## TASK TO CARRY OUT
Check each line for the word "label" and report how many have it. Give nothing else.

## TASK INPUTS
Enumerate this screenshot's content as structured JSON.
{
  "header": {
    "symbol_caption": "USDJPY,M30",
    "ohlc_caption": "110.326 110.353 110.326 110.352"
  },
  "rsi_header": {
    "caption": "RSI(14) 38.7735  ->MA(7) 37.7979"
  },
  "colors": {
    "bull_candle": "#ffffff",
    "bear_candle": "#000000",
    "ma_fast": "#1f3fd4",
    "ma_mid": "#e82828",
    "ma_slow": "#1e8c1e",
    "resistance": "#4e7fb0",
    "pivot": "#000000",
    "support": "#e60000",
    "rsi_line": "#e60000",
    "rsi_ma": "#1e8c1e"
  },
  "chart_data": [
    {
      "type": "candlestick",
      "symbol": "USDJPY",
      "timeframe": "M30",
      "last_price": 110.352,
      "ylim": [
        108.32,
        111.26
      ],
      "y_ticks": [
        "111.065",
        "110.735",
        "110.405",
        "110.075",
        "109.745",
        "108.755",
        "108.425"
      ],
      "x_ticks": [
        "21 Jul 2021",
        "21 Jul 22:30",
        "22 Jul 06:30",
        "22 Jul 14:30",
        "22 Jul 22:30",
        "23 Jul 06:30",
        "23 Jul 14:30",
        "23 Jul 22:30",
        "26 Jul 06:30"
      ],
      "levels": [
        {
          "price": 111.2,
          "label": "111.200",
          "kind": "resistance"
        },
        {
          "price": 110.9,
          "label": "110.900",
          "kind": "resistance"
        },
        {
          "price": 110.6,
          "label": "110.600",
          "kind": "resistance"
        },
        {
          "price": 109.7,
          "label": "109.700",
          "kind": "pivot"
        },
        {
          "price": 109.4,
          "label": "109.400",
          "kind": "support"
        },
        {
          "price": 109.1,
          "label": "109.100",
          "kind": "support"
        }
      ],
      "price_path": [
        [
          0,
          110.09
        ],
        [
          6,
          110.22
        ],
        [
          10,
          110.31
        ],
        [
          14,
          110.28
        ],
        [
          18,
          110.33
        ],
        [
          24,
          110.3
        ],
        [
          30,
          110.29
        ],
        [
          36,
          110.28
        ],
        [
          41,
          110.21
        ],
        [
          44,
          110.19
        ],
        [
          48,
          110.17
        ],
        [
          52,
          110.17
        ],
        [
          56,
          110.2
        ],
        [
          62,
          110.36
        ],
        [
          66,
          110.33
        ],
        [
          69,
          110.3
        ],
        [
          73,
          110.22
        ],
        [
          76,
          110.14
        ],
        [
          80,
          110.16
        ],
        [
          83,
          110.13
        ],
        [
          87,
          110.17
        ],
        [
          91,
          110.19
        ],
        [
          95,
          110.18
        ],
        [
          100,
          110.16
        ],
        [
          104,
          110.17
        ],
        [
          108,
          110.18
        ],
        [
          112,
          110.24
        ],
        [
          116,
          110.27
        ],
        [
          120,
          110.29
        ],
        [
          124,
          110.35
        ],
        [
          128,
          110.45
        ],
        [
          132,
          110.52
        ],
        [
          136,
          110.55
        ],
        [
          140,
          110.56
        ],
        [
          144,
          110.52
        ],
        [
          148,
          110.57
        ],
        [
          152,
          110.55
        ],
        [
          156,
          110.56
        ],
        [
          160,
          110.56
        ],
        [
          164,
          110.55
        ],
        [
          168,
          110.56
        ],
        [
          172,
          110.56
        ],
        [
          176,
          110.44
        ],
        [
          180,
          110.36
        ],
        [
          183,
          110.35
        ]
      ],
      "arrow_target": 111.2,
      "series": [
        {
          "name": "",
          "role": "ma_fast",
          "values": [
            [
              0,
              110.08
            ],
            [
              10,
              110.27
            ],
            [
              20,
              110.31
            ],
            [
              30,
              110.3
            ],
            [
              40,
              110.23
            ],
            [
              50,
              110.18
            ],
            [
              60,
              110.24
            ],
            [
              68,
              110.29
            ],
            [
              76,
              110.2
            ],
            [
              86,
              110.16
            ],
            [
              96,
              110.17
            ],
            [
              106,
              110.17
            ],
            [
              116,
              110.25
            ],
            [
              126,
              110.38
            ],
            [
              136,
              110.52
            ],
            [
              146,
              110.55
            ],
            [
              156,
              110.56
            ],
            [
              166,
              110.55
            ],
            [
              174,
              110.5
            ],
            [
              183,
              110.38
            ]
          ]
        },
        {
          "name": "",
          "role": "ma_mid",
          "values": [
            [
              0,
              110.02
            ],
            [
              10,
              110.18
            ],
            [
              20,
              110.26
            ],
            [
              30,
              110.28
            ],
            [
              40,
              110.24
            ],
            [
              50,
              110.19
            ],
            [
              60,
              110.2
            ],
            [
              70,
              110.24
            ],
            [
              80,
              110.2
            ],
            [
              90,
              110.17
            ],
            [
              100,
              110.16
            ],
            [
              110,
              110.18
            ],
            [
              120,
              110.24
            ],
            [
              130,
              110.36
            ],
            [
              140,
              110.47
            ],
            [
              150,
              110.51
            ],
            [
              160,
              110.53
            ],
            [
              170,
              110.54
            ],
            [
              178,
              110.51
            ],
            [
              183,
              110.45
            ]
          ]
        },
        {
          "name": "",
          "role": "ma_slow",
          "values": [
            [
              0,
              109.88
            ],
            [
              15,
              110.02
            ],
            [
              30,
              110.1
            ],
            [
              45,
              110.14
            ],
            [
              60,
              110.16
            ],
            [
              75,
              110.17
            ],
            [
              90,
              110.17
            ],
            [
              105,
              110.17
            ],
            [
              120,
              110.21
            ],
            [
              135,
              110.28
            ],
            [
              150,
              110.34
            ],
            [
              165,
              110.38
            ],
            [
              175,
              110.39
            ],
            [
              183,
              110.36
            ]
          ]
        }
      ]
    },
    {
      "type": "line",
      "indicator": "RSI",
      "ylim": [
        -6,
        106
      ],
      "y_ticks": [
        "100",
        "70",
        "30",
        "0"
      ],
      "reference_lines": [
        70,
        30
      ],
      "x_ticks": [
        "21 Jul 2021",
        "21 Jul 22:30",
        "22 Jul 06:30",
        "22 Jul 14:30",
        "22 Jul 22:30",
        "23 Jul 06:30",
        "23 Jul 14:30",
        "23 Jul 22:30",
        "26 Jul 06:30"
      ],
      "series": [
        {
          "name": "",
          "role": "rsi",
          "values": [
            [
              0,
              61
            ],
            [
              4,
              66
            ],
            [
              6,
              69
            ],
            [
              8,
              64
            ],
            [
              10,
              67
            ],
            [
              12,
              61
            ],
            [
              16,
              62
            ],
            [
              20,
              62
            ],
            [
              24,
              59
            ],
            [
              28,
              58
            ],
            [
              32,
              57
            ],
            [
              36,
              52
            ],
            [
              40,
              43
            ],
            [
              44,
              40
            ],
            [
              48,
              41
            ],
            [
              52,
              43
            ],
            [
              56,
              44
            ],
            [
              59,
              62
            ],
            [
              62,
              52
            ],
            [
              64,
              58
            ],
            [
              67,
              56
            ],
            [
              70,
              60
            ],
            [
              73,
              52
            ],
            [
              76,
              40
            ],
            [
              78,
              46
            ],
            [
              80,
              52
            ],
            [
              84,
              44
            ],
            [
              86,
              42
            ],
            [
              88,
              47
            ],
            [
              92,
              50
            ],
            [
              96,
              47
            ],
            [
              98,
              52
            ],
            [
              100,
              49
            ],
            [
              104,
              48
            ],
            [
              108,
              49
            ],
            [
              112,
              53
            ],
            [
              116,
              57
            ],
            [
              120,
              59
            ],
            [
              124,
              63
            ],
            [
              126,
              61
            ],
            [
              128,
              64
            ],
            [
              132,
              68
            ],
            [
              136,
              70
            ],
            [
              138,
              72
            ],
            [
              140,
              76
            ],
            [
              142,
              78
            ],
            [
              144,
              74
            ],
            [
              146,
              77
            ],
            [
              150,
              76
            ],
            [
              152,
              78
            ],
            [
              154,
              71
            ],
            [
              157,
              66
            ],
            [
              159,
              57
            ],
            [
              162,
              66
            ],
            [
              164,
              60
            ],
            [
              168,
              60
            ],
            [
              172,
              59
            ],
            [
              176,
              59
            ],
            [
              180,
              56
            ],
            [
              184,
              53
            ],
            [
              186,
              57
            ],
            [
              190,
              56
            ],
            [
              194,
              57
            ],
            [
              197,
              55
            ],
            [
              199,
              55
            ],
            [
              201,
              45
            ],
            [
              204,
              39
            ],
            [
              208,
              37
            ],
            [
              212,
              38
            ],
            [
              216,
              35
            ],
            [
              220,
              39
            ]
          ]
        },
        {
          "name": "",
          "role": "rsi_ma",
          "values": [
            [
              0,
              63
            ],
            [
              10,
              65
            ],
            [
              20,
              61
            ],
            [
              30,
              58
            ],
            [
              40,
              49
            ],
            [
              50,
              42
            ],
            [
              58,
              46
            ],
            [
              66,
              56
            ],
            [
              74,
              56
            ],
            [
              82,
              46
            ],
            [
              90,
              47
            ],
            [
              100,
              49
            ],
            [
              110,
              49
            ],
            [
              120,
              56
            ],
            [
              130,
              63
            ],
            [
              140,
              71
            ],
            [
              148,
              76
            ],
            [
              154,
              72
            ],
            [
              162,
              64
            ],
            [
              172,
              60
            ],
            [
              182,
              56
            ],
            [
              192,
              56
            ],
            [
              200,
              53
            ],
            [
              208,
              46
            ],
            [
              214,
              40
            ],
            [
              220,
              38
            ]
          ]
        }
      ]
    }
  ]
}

## IN RESPONSE
6